[Stored data entries]

◇ ◇ ◇ ◇ ◇

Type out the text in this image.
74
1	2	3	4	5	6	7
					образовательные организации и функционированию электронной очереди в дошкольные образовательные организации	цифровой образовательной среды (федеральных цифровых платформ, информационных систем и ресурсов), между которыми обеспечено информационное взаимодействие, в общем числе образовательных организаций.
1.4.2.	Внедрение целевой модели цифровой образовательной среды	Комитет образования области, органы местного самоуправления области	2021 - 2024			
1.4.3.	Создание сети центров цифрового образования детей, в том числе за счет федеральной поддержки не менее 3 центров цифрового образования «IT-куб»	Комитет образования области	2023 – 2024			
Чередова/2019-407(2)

◇ ◇ ◇ ◇ ◇

SHORT EXERCISE » Pull out all lines from the entries above in which the word "Комитет" appears.

OUTPUT OF THE TASK »
1.4.2.	Внедрение целевой модели цифровой образовательной среды	Комитет образования области, органы местного самоуправления области	2021 - 2024			
1.4.3.	Создание сети центров цифрового образования детей, в том числе за счет федеральной поддержки не менее 3 центров цифрового образования «IT-куб»	Комитет образования области	2023 – 2024			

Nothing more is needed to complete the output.